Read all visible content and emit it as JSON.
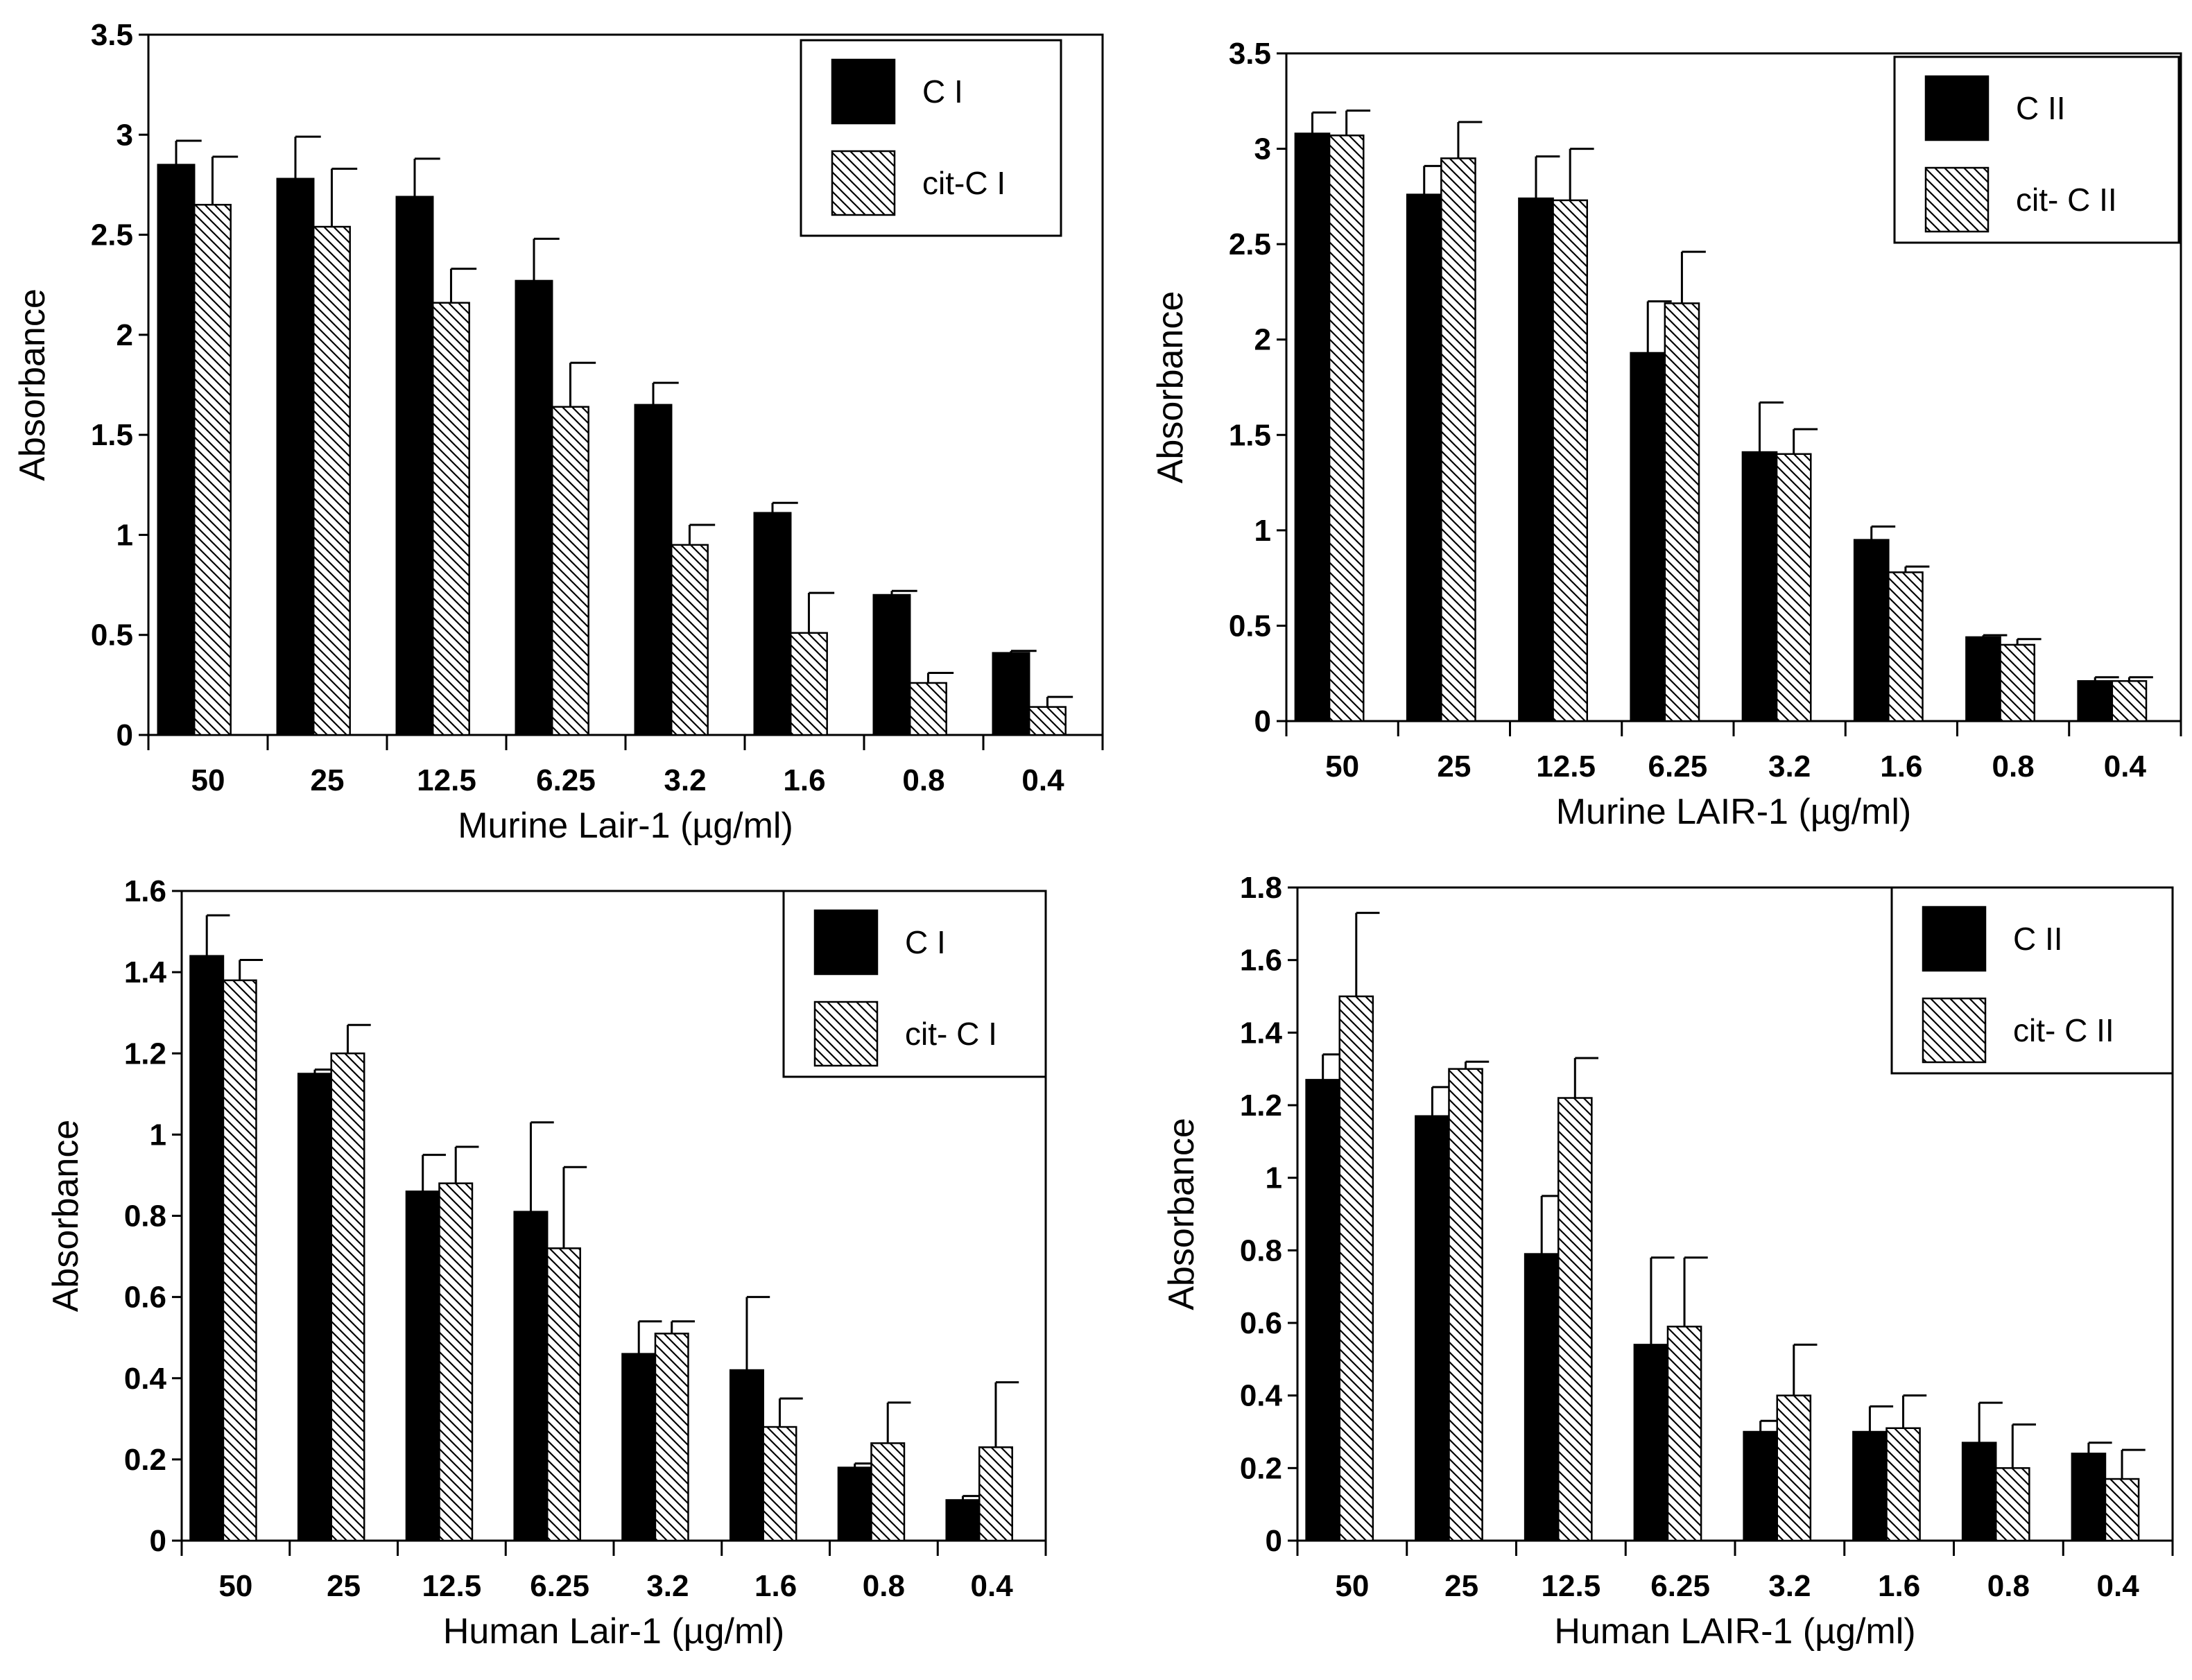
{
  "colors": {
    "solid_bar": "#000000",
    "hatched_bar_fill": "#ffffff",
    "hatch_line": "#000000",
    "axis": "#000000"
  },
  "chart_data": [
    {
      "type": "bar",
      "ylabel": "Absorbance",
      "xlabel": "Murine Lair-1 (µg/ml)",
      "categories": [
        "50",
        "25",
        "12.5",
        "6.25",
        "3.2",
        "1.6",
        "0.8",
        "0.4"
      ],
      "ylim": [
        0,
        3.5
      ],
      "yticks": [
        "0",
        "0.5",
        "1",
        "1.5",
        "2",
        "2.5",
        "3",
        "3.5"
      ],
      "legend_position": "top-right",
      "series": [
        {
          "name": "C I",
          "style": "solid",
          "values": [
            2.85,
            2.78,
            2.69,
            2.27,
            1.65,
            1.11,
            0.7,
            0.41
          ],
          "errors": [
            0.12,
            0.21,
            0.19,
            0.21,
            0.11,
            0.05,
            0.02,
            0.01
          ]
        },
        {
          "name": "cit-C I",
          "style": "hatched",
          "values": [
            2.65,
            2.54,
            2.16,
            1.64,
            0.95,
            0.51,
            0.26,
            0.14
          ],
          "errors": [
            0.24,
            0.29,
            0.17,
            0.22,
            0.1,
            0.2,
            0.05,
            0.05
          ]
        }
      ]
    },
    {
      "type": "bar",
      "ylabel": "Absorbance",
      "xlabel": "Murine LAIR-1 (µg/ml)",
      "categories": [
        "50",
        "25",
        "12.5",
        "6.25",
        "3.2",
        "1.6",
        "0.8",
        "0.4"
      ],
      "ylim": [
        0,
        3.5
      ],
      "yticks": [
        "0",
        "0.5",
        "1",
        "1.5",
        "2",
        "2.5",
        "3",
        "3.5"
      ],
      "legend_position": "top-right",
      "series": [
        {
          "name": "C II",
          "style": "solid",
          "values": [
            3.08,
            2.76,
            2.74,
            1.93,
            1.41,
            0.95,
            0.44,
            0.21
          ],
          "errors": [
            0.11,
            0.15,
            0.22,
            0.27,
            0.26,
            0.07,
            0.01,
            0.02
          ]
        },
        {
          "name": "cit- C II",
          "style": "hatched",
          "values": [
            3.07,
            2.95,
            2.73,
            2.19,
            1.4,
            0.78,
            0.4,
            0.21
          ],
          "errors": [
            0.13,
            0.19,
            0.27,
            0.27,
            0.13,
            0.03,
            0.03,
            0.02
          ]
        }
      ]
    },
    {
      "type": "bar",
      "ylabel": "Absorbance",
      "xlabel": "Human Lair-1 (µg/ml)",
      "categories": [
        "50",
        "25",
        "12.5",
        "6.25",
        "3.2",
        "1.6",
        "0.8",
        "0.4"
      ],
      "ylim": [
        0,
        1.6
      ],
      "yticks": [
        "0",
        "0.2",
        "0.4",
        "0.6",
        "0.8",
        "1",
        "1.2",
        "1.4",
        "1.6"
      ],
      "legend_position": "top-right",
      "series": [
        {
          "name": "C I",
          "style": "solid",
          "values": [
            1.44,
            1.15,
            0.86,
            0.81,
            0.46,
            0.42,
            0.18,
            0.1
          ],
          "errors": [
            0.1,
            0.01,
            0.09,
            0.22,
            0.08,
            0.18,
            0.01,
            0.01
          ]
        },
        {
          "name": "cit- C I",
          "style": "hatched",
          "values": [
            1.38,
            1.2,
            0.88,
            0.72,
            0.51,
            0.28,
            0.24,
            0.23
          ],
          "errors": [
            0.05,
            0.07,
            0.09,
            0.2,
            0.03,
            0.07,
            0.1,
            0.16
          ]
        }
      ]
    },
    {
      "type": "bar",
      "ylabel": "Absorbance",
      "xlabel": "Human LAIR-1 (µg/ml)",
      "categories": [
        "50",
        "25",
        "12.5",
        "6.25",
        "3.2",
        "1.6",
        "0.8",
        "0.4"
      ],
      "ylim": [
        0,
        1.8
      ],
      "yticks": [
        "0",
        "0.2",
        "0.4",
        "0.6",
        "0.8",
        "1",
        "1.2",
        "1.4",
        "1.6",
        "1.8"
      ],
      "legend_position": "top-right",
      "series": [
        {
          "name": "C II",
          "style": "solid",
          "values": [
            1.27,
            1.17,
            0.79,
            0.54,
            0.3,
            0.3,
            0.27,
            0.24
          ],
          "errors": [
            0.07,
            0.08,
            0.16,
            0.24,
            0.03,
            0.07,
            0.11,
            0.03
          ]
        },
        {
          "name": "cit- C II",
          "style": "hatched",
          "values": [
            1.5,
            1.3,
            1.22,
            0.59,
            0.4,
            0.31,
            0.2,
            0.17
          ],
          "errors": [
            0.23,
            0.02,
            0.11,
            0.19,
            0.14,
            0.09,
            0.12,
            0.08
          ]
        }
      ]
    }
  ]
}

# # # #

__Aim__. Word for word, quote the full listing, omitting every picture.

__Answer in full__.
Read all visible content and emit it as JSON.
{
  "colors": {
    "solid_bar": "#000000",
    "hatched_bar_fill": "#ffffff",
    "hatch_line": "#000000",
    "axis": "#000000"
  },
  "chart_data": [
    {
      "type": "bar",
      "ylabel": "Absorbance",
      "xlabel": "Murine Lair-1 (µg/ml)",
      "categories": [
        "50",
        "25",
        "12.5",
        "6.25",
        "3.2",
        "1.6",
        "0.8",
        "0.4"
      ],
      "ylim": [
        0,
        3.5
      ],
      "yticks": [
        "0",
        "0.5",
        "1",
        "1.5",
        "2",
        "2.5",
        "3",
        "3.5"
      ],
      "legend_position": "top-right",
      "series": [
        {
          "name": "C I",
          "style": "solid",
          "values": [
            2.85,
            2.78,
            2.69,
            2.27,
            1.65,
            1.11,
            0.7,
            0.41
          ],
          "errors": [
            0.12,
            0.21,
            0.19,
            0.21,
            0.11,
            0.05,
            0.02,
            0.01
          ]
        },
        {
          "name": "cit-C I",
          "style": "hatched",
          "values": [
            2.65,
            2.54,
            2.16,
            1.64,
            0.95,
            0.51,
            0.26,
            0.14
          ],
          "errors": [
            0.24,
            0.29,
            0.17,
            0.22,
            0.1,
            0.2,
            0.05,
            0.05
          ]
        }
      ]
    },
    {
      "type": "bar",
      "ylabel": "Absorbance",
      "xlabel": "Murine LAIR-1 (µg/ml)",
      "categories": [
        "50",
        "25",
        "12.5",
        "6.25",
        "3.2",
        "1.6",
        "0.8",
        "0.4"
      ],
      "ylim": [
        0,
        3.5
      ],
      "yticks": [
        "0",
        "0.5",
        "1",
        "1.5",
        "2",
        "2.5",
        "3",
        "3.5"
      ],
      "legend_position": "top-right",
      "series": [
        {
          "name": "C II",
          "style": "solid",
          "values": [
            3.08,
            2.76,
            2.74,
            1.93,
            1.41,
            0.95,
            0.44,
            0.21
          ],
          "errors": [
            0.11,
            0.15,
            0.22,
            0.27,
            0.26,
            0.07,
            0.01,
            0.02
          ]
        },
        {
          "name": "cit- C II",
          "style": "hatched",
          "values": [
            3.07,
            2.95,
            2.73,
            2.19,
            1.4,
            0.78,
            0.4,
            0.21
          ],
          "errors": [
            0.13,
            0.19,
            0.27,
            0.27,
            0.13,
            0.03,
            0.03,
            0.02
          ]
        }
      ]
    },
    {
      "type": "bar",
      "ylabel": "Absorbance",
      "xlabel": "Human Lair-1 (µg/ml)",
      "categories": [
        "50",
        "25",
        "12.5",
        "6.25",
        "3.2",
        "1.6",
        "0.8",
        "0.4"
      ],
      "ylim": [
        0,
        1.6
      ],
      "yticks": [
        "0",
        "0.2",
        "0.4",
        "0.6",
        "0.8",
        "1",
        "1.2",
        "1.4",
        "1.6"
      ],
      "legend_position": "top-right",
      "series": [
        {
          "name": "C I",
          "style": "solid",
          "values": [
            1.44,
            1.15,
            0.86,
            0.81,
            0.46,
            0.42,
            0.18,
            0.1
          ],
          "errors": [
            0.1,
            0.01,
            0.09,
            0.22,
            0.08,
            0.18,
            0.01,
            0.01
          ]
        },
        {
          "name": "cit- C I",
          "style": "hatched",
          "values": [
            1.38,
            1.2,
            0.88,
            0.72,
            0.51,
            0.28,
            0.24,
            0.23
          ],
          "errors": [
            0.05,
            0.07,
            0.09,
            0.2,
            0.03,
            0.07,
            0.1,
            0.16
          ]
        }
      ]
    },
    {
      "type": "bar",
      "ylabel": "Absorbance",
      "xlabel": "Human LAIR-1 (µg/ml)",
      "categories": [
        "50",
        "25",
        "12.5",
        "6.25",
        "3.2",
        "1.6",
        "0.8",
        "0.4"
      ],
      "ylim": [
        0,
        1.8
      ],
      "yticks": [
        "0",
        "0.2",
        "0.4",
        "0.6",
        "0.8",
        "1",
        "1.2",
        "1.4",
        "1.6",
        "1.8"
      ],
      "legend_position": "top-right",
      "series": [
        {
          "name": "C II",
          "style": "solid",
          "values": [
            1.27,
            1.17,
            0.79,
            0.54,
            0.3,
            0.3,
            0.27,
            0.24
          ],
          "errors": [
            0.07,
            0.08,
            0.16,
            0.24,
            0.03,
            0.07,
            0.11,
            0.03
          ]
        },
        {
          "name": "cit- C II",
          "style": "hatched",
          "values": [
            1.5,
            1.3,
            1.22,
            0.59,
            0.4,
            0.31,
            0.2,
            0.17
          ],
          "errors": [
            0.23,
            0.02,
            0.11,
            0.19,
            0.14,
            0.09,
            0.12,
            0.08
          ]
        }
      ]
    }
  ]
}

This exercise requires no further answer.